**RECORD SET**
=-=-=-=-=
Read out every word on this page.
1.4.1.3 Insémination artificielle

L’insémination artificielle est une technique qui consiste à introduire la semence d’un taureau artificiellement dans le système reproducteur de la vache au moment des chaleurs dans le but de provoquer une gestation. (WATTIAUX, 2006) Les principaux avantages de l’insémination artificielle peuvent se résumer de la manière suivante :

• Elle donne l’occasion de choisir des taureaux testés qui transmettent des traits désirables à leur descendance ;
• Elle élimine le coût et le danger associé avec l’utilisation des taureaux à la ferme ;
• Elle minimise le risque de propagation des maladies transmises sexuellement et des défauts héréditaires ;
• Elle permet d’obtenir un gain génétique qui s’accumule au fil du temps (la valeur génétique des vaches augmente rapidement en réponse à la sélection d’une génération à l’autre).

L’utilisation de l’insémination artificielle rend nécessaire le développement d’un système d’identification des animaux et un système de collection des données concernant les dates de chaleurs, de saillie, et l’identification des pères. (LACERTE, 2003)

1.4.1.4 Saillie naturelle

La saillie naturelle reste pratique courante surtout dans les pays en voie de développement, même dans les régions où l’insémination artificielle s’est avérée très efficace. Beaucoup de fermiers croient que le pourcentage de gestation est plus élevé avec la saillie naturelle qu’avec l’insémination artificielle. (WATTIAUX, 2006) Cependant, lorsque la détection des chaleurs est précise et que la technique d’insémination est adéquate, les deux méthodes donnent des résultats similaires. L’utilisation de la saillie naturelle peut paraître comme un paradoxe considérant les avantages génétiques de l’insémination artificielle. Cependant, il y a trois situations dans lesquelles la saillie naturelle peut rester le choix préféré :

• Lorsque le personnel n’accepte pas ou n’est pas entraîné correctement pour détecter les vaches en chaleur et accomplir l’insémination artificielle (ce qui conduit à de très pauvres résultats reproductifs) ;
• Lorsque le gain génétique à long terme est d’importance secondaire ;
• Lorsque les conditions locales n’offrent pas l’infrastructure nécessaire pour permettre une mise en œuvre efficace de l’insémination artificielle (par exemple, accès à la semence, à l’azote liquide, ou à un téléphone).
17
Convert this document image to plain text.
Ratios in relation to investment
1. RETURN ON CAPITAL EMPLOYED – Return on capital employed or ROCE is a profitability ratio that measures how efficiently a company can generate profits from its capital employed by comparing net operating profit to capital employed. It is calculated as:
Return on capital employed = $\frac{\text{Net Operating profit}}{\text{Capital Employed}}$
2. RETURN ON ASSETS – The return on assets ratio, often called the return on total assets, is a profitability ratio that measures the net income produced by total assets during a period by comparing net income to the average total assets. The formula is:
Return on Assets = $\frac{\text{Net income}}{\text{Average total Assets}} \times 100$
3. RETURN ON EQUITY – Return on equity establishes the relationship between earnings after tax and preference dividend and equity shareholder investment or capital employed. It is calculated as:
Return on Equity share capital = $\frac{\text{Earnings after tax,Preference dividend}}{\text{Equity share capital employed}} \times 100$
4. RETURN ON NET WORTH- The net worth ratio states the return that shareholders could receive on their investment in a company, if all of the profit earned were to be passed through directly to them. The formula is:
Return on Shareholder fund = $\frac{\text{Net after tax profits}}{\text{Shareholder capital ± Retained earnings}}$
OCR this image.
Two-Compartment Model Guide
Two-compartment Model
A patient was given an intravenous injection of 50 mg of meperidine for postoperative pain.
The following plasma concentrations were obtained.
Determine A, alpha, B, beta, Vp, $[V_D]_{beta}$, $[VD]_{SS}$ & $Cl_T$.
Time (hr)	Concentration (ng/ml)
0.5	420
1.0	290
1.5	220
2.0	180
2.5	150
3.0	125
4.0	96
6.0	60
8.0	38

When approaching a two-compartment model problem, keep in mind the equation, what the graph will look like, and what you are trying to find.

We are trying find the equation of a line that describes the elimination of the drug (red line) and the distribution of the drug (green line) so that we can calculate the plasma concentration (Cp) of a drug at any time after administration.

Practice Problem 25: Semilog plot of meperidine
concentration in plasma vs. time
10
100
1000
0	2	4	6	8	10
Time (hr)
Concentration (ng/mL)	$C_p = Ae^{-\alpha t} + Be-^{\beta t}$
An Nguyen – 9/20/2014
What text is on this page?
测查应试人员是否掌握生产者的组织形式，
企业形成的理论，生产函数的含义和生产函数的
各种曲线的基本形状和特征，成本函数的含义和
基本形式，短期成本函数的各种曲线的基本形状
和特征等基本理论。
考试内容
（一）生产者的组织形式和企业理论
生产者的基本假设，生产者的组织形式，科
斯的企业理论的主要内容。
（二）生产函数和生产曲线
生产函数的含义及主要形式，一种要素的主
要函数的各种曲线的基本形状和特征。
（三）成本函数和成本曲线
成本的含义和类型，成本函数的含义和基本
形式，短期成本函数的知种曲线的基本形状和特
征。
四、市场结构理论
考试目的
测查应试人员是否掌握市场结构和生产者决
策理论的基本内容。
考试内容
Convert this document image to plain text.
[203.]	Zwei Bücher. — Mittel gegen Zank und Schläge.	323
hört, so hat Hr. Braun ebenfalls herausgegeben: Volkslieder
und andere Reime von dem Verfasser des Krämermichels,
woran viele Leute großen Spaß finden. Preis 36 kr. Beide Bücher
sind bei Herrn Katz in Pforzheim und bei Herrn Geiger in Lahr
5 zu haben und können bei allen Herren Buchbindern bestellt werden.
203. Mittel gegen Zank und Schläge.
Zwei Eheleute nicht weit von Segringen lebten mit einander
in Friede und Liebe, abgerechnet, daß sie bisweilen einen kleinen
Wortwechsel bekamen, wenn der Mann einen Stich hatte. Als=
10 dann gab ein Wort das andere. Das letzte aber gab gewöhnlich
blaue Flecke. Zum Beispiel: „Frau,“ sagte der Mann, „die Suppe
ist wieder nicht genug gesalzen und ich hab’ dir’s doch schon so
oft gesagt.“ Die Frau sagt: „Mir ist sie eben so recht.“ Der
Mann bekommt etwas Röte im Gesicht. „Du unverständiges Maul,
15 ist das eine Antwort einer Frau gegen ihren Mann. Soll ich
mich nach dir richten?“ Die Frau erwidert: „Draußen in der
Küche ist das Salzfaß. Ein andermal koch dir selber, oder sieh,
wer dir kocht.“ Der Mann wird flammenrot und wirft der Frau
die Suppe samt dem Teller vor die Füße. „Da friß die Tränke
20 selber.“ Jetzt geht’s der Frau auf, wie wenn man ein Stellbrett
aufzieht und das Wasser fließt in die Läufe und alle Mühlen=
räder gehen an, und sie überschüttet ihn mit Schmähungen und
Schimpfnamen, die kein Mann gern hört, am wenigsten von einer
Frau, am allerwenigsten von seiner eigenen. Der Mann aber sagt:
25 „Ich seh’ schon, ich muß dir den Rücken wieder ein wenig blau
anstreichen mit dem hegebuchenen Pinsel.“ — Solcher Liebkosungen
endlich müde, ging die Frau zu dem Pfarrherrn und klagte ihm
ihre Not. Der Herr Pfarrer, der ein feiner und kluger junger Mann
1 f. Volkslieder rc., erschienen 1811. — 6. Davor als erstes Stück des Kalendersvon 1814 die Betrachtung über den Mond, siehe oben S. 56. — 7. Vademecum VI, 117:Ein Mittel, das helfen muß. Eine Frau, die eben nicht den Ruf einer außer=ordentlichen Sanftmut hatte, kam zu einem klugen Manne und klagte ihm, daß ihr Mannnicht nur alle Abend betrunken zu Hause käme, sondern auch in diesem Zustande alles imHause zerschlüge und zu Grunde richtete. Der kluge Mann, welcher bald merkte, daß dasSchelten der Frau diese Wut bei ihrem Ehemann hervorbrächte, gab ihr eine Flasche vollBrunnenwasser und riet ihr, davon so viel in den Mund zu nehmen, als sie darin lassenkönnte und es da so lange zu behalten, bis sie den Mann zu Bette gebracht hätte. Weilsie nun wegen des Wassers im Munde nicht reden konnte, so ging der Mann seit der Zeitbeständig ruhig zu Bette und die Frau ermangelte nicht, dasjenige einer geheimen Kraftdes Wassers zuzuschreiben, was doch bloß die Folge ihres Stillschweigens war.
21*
=-=-=-=-=
**WHAT YOU SHOULD DO**
List the lines of the material in which the word "gain" occurs.

**WORKED SOLUTION**
• Elle permet d’obtenir un gain génétique qui s’accumule au fil du temps (la valeur génétique des vaches augmente rapidement en réponse à la sélection d’une génération à l’autre).
• Lorsque le gain génétique à long terme est d’importance secondaire ;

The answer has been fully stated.